Dettagli del compito: Ricopia fedelmente dall'articolo sul piccolo Lorenzo tutto il testo che va da "La 24enne nel" giù fino a "in buone condizioni.", estremi compresi.

Estratto della pagina:
§

La giovane georgiana ha deciso di riconoscere il piccolo Lorenzo. L’ultima parola spetta alla Procura presso il Tribunale dei Minori
Una svolta clamorosa nella vicenda del piccolo Lorenzo, il neonato abbandonato dalla madre lo scorso 12 agosto accanto ai cassonetti per la raccolta differenziata, situati in via Pisanelli a Taranto.
La 24enne georgiana avrebbe avuto dei ripensamenti sulla propria scelta e ha deciso di riconoscere il bambino. Al momento la madre del piccolo è ricoverata all’ospedale SS Annunziata in Ostetricia.
La donna, assistita legalmente dall’avvocato Francesco Zinzi, potrebbe quindi depositare l’istanza per il riconoscimento della maternità nelle prossime ore e comunque prima che scadano i 10 giorni previsti dalla legge.
La decisione finale, tuttavia, spetta alla Procura della Repubblica presso il Tribunale dei Minori di Taranto, che dovrà compiere approfonditi accertamenti sul caso.
La giovane georgiana, infatti, è indagata per abbandono di minore e potrebbe persino rischiare il carcere per tentato omicidio.
La 24enne nel pomeriggio di venerdì 11 aveva partorito il neonato nel bagno della donna presso cui fa la badante, tagliando da sola il cordone ombelicale e gettando la placenta nella spazzatura.
La mattina seguente aveva lasciato il piccolo in una busta rigida della spesa, avvolto in una copertina e con accanto un peluche, vicino ai cassonetti e si era allontanata.
Secondo quanto riferito dagli investigatori, alla base del gesto estremo compiuto dalla donna, già madre di un bambino di 4 anni rimasto nel suo Paese d’origine, ci sarebbe la paura di perdere il lavoro come badante.
Anche il piccolo Lorenzo è attualmente ricoverato presso il nosocomio cittadino in buone condizioni.

§

Estratti dei dati:
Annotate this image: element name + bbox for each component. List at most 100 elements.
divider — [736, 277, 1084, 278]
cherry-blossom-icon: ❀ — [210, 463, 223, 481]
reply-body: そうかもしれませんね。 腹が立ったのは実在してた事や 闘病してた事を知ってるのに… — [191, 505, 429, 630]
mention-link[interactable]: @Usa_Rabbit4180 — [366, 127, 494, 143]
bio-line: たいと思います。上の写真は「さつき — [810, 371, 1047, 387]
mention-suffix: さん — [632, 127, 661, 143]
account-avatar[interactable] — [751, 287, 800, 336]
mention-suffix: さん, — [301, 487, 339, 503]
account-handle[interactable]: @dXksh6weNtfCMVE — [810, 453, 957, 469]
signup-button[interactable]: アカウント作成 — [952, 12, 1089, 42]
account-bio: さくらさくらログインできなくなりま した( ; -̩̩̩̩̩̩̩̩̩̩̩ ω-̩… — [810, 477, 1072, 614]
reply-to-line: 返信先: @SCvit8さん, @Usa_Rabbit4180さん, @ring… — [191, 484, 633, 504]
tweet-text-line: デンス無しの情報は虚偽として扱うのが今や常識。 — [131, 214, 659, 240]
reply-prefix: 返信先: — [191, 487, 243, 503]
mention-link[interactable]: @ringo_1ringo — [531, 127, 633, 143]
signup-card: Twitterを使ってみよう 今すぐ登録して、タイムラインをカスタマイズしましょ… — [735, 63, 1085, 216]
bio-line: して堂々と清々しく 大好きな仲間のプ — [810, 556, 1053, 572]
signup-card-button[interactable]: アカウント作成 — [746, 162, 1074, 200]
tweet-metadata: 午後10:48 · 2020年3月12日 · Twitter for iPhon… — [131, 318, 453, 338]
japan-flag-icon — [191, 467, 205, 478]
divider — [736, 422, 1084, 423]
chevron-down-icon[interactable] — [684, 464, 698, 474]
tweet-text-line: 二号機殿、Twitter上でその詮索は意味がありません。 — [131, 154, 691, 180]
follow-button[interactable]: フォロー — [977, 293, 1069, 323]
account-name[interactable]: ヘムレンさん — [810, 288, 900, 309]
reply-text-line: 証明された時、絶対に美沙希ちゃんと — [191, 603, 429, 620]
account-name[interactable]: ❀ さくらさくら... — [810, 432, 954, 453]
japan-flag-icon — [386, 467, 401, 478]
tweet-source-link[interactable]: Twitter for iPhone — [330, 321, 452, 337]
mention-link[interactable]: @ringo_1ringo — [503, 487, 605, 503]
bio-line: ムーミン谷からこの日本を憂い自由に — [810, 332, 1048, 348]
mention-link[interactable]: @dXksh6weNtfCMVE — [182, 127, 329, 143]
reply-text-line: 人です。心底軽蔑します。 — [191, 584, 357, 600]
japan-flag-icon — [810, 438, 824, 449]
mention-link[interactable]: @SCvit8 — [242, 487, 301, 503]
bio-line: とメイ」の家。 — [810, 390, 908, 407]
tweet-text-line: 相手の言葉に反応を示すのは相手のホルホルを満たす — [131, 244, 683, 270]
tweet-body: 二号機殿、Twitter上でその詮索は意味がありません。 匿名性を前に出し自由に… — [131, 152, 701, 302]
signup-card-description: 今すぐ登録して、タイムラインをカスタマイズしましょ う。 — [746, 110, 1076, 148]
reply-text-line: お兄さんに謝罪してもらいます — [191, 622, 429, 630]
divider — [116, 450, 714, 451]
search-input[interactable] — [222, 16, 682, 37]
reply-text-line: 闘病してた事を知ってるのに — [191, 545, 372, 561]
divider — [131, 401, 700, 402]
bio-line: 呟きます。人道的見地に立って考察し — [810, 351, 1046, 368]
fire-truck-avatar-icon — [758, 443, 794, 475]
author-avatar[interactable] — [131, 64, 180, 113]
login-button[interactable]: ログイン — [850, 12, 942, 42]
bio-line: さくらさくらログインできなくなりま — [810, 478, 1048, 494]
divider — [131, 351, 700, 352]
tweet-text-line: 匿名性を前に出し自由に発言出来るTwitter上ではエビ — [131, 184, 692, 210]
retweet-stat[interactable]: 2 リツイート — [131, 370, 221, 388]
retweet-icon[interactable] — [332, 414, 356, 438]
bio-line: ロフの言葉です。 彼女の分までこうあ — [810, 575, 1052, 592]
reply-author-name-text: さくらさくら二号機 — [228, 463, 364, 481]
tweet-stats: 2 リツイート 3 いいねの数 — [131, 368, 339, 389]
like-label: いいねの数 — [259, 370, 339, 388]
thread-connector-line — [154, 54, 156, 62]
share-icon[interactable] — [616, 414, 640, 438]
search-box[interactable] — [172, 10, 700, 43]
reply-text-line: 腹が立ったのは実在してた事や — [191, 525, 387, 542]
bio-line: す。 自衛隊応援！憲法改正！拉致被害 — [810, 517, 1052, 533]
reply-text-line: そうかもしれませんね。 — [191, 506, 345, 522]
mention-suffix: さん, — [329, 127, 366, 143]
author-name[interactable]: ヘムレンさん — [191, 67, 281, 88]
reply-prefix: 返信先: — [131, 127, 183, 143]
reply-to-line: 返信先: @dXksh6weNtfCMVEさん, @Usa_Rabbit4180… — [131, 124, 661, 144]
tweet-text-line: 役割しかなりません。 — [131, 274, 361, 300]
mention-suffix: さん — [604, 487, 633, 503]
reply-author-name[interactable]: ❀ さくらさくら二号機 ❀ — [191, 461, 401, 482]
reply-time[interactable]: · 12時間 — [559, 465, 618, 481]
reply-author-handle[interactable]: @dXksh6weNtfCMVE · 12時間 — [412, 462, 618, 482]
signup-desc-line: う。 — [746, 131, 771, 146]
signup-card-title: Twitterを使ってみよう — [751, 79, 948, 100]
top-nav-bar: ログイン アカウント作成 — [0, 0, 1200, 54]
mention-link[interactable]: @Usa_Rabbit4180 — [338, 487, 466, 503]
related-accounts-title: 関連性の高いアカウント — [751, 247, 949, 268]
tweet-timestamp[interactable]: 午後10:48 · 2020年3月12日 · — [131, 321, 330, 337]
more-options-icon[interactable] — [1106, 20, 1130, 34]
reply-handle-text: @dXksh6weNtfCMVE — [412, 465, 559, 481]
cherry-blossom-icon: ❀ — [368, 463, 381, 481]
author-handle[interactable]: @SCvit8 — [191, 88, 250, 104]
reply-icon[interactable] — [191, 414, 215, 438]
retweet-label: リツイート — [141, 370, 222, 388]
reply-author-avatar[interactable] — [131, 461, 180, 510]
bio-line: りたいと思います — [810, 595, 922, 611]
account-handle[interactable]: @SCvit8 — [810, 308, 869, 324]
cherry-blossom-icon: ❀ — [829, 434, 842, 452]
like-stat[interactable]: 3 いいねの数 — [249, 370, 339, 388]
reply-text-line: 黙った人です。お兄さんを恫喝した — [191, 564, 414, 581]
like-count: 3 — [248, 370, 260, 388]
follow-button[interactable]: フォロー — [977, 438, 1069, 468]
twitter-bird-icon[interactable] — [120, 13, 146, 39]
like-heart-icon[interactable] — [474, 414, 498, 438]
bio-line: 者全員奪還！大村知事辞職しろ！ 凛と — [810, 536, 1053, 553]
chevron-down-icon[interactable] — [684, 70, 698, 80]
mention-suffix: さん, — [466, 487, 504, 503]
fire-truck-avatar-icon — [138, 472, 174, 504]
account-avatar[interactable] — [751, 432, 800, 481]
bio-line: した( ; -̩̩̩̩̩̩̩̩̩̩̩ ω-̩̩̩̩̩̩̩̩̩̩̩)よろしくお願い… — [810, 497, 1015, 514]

§

La tua risposta:
La 24enne nel pomeriggio di venerdì 11 aveva partorito il neonato nel bagno della donna presso cui fa la badante, tagliando da sola il cordone ombelicale e gettando la placenta nella spazzatura.
La mattina seguente aveva lasciato il piccolo in una busta rigida della spesa, avvolto in una copertina e con accanto un peluche, vicino ai cassonetti e si era allontanata.
Secondo quanto riferito dagli investigatori, alla base del gesto estremo compiuto dalla donna, già madre di un bambino di 4 anni rimasto nel suo Paese d’origine, ci sarebbe la paura di perdere il lavoro come badante.
Anche il piccolo Lorenzo è attualmente ricoverato presso il nosocomio cittadino in buone condizioni.